_EXERCISE DIRECTIONS_
Leaving out all images, write out the records that follow exactly.

(Extracted records)

------------------------

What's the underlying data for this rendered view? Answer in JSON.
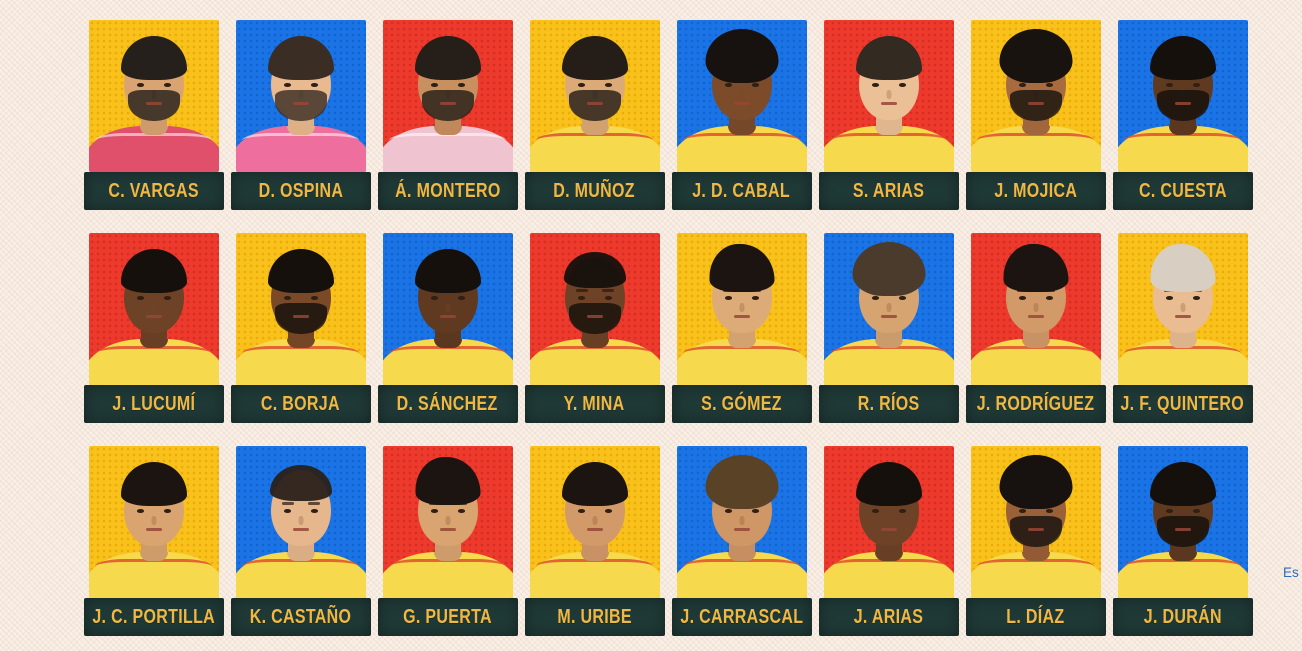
{
  "page": {
    "background": "#f8f0e7",
    "truncated_link_text": "Es"
  },
  "colors": {
    "card_yellow": "#f9c21a",
    "card_blue": "#1b74e6",
    "card_red": "#ee3a2d",
    "plate": "#1f3936",
    "name_text": "#f0b843",
    "link_blue": "#3069c0"
  },
  "players": [
    {
      "name": "C. VARGAS",
      "bg": "yellow",
      "skin": "#d9a472",
      "hair": "#26201c",
      "hair_type": "short",
      "beard": true,
      "jersey": "#e0506a"
    },
    {
      "name": "D. OSPINA",
      "bg": "blue",
      "skin": "#e9b98f",
      "hair": "#3a2e24",
      "hair_type": "short",
      "beard": true,
      "jersey": "#ee6f9e"
    },
    {
      "name": "Á. MONTERO",
      "bg": "red",
      "skin": "#c9905f",
      "hair": "#261e18",
      "hair_type": "short",
      "beard": true,
      "jersey": "#efc3cf"
    },
    {
      "name": "D. MUÑOZ",
      "bg": "yellow",
      "skin": "#dcaa76",
      "hair": "#241d18",
      "hair_type": "short",
      "beard": true,
      "jersey": "#f7d94e"
    },
    {
      "name": "J. D. CABAL",
      "bg": "blue",
      "skin": "#7c4b2a",
      "hair": "#171210",
      "hair_type": "curly",
      "beard": false,
      "jersey": "#f7d94e"
    },
    {
      "name": "S. ARIAS",
      "bg": "red",
      "skin": "#ecc096",
      "hair": "#332a22",
      "hair_type": "short",
      "beard": false,
      "jersey": "#f7d94e"
    },
    {
      "name": "J. MOJICA",
      "bg": "yellow",
      "skin": "#a86b40",
      "hair": "#19130f",
      "hair_type": "curly",
      "beard": true,
      "jersey": "#f7d94e"
    },
    {
      "name": "C. CUESTA",
      "bg": "blue",
      "skin": "#5f3a20",
      "hair": "#15100c",
      "hair_type": "short",
      "beard": true,
      "jersey": "#f7d94e"
    },
    {
      "name": "J. LUCUMÍ",
      "bg": "red",
      "skin": "#6d4226",
      "hair": "#15100c",
      "hair_type": "short",
      "beard": false,
      "jersey": "#f7d94e"
    },
    {
      "name": "C. BORJA",
      "bg": "yellow",
      "skin": "#7a4a28",
      "hair": "#15100c",
      "hair_type": "short",
      "beard": true,
      "jersey": "#f7d94e"
    },
    {
      "name": "D. SÁNCHEZ",
      "bg": "blue",
      "skin": "#5f3a20",
      "hair": "#15100c",
      "hair_type": "short",
      "beard": false,
      "jersey": "#f7d94e"
    },
    {
      "name": "Y. MINA",
      "bg": "red",
      "skin": "#6d4226",
      "hair": "#15100c",
      "hair_type": "buzz",
      "beard": true,
      "jersey": "#f7d94e"
    },
    {
      "name": "S. GÓMEZ",
      "bg": "yellow",
      "skin": "#ddab77",
      "hair": "#1c1410",
      "hair_type": "quiff",
      "beard": false,
      "jersey": "#f7d94e"
    },
    {
      "name": "R. RÍOS",
      "bg": "blue",
      "skin": "#d6a471",
      "hair": "#4a3b2c",
      "hair_type": "curly",
      "beard": false,
      "jersey": "#f7d94e"
    },
    {
      "name": "J. RODRÍGUEZ",
      "bg": "red",
      "skin": "#d39a69",
      "hair": "#1c1410",
      "hair_type": "quiff",
      "beard": false,
      "jersey": "#f7d94e"
    },
    {
      "name": "J. F. QUINTERO",
      "bg": "yellow",
      "skin": "#e9bc92",
      "hair": "#d8cfc2",
      "hair_type": "quiff",
      "beard": false,
      "jersey": "#f7d94e"
    },
    {
      "name": "J. C. PORTILLA",
      "bg": "yellow",
      "skin": "#d9a470",
      "hair": "#1c1410",
      "hair_type": "short",
      "beard": false,
      "jersey": "#f7d94e"
    },
    {
      "name": "K. CASTAÑO",
      "bg": "blue",
      "skin": "#e6b68c",
      "hair": "#2a211a",
      "hair_type": "buzz",
      "beard": false,
      "jersey": "#f7d94e"
    },
    {
      "name": "G. PUERTA",
      "bg": "red",
      "skin": "#d9a470",
      "hair": "#1c1410",
      "hair_type": "quiff",
      "beard": false,
      "jersey": "#f7d94e"
    },
    {
      "name": "M. URIBE",
      "bg": "yellow",
      "skin": "#d39a69",
      "hair": "#1c1410",
      "hair_type": "short",
      "beard": false,
      "jersey": "#f7d94e"
    },
    {
      "name": "J. CARRASCAL",
      "bg": "blue",
      "skin": "#cf9766",
      "hair": "#5a4226",
      "hair_type": "curly",
      "beard": false,
      "jersey": "#f7d94e"
    },
    {
      "name": "J. ARIAS",
      "bg": "red",
      "skin": "#6d4226",
      "hair": "#15100c",
      "hair_type": "short",
      "beard": false,
      "jersey": "#f7d94e"
    },
    {
      "name": "L. DÍAZ",
      "bg": "yellow",
      "skin": "#9a6038",
      "hair": "#171210",
      "hair_type": "curly",
      "beard": true,
      "jersey": "#f7d94e"
    },
    {
      "name": "J. DURÁN",
      "bg": "blue",
      "skin": "#5f3a20",
      "hair": "#15100c",
      "hair_type": "short",
      "beard": true,
      "jersey": "#f7d94e"
    }
  ]
}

------------------------

_WRITTEN ANSWER_
What's the underlying data for this rendered view? Answer in JSON.
{
  "page": {
    "background": "#f8f0e7",
    "truncated_link_text": "Es"
  },
  "colors": {
    "card_yellow": "#f9c21a",
    "card_blue": "#1b74e6",
    "card_red": "#ee3a2d",
    "plate": "#1f3936",
    "name_text": "#f0b843",
    "link_blue": "#3069c0"
  },
  "players": [
    {
      "name": "C. VARGAS",
      "bg": "yellow",
      "skin": "#d9a472",
      "hair": "#26201c",
      "hair_type": "short",
      "beard": true,
      "jersey": "#e0506a"
    },
    {
      "name": "D. OSPINA",
      "bg": "blue",
      "skin": "#e9b98f",
      "hair": "#3a2e24",
      "hair_type": "short",
      "beard": true,
      "jersey": "#ee6f9e"
    },
    {
      "name": "Á. MONTERO",
      "bg": "red",
      "skin": "#c9905f",
      "hair": "#261e18",
      "hair_type": "short",
      "beard": true,
      "jersey": "#efc3cf"
    },
    {
      "name": "D. MUÑOZ",
      "bg": "yellow",
      "skin": "#dcaa76",
      "hair": "#241d18",
      "hair_type": "short",
      "beard": true,
      "jersey": "#f7d94e"
    },
    {
      "name": "J. D. CABAL",
      "bg": "blue",
      "skin": "#7c4b2a",
      "hair": "#171210",
      "hair_type": "curly",
      "beard": false,
      "jersey": "#f7d94e"
    },
    {
      "name": "S. ARIAS",
      "bg": "red",
      "skin": "#ecc096",
      "hair": "#332a22",
      "hair_type": "short",
      "beard": false,
      "jersey": "#f7d94e"
    },
    {
      "name": "J. MOJICA",
      "bg": "yellow",
      "skin": "#a86b40",
      "hair": "#19130f",
      "hair_type": "curly",
      "beard": true,
      "jersey": "#f7d94e"
    },
    {
      "name": "C. CUESTA",
      "bg": "blue",
      "skin": "#5f3a20",
      "hair": "#15100c",
      "hair_type": "short",
      "beard": true,
      "jersey": "#f7d94e"
    },
    {
      "name": "J. LUCUMÍ",
      "bg": "red",
      "skin": "#6d4226",
      "hair": "#15100c",
      "hair_type": "short",
      "beard": false,
      "jersey": "#f7d94e"
    },
    {
      "name": "C. BORJA",
      "bg": "yellow",
      "skin": "#7a4a28",
      "hair": "#15100c",
      "hair_type": "short",
      "beard": true,
      "jersey": "#f7d94e"
    },
    {
      "name": "D. SÁNCHEZ",
      "bg": "blue",
      "skin": "#5f3a20",
      "hair": "#15100c",
      "hair_type": "short",
      "beard": false,
      "jersey": "#f7d94e"
    },
    {
      "name": "Y. MINA",
      "bg": "red",
      "skin": "#6d4226",
      "hair": "#15100c",
      "hair_type": "buzz",
      "beard": true,
      "jersey": "#f7d94e"
    },
    {
      "name": "S. GÓMEZ",
      "bg": "yellow",
      "skin": "#ddab77",
      "hair": "#1c1410",
      "hair_type": "quiff",
      "beard": false,
      "jersey": "#f7d94e"
    },
    {
      "name": "R. RÍOS",
      "bg": "blue",
      "skin": "#d6a471",
      "hair": "#4a3b2c",
      "hair_type": "curly",
      "beard": false,
      "jersey": "#f7d94e"
    },
    {
      "name": "J. RODRÍGUEZ",
      "bg": "red",
      "skin": "#d39a69",
      "hair": "#1c1410",
      "hair_type": "quiff",
      "beard": false,
      "jersey": "#f7d94e"
    },
    {
      "name": "J. F. QUINTERO",
      "bg": "yellow",
      "skin": "#e9bc92",
      "hair": "#d8cfc2",
      "hair_type": "quiff",
      "beard": false,
      "jersey": "#f7d94e"
    },
    {
      "name": "J. C. PORTILLA",
      "bg": "yellow",
      "skin": "#d9a470",
      "hair": "#1c1410",
      "hair_type": "short",
      "beard": false,
      "jersey": "#f7d94e"
    },
    {
      "name": "K. CASTAÑO",
      "bg": "blue",
      "skin": "#e6b68c",
      "hair": "#2a211a",
      "hair_type": "buzz",
      "beard": false,
      "jersey": "#f7d94e"
    },
    {
      "name": "G. PUERTA",
      "bg": "red",
      "skin": "#d9a470",
      "hair": "#1c1410",
      "hair_type": "quiff",
      "beard": false,
      "jersey": "#f7d94e"
    },
    {
      "name": "M. URIBE",
      "bg": "yellow",
      "skin": "#d39a69",
      "hair": "#1c1410",
      "hair_type": "short",
      "beard": false,
      "jersey": "#f7d94e"
    },
    {
      "name": "J. CARRASCAL",
      "bg": "blue",
      "skin": "#cf9766",
      "hair": "#5a4226",
      "hair_type": "curly",
      "beard": false,
      "jersey": "#f7d94e"
    },
    {
      "name": "J. ARIAS",
      "bg": "red",
      "skin": "#6d4226",
      "hair": "#15100c",
      "hair_type": "short",
      "beard": false,
      "jersey": "#f7d94e"
    },
    {
      "name": "L. DÍAZ",
      "bg": "yellow",
      "skin": "#9a6038",
      "hair": "#171210",
      "hair_type": "curly",
      "beard": true,
      "jersey": "#f7d94e"
    },
    {
      "name": "J. DURÁN",
      "bg": "blue",
      "skin": "#5f3a20",
      "hair": "#15100c",
      "hair_type": "short",
      "beard": true,
      "jersey": "#f7d94e"
    }
  ]
}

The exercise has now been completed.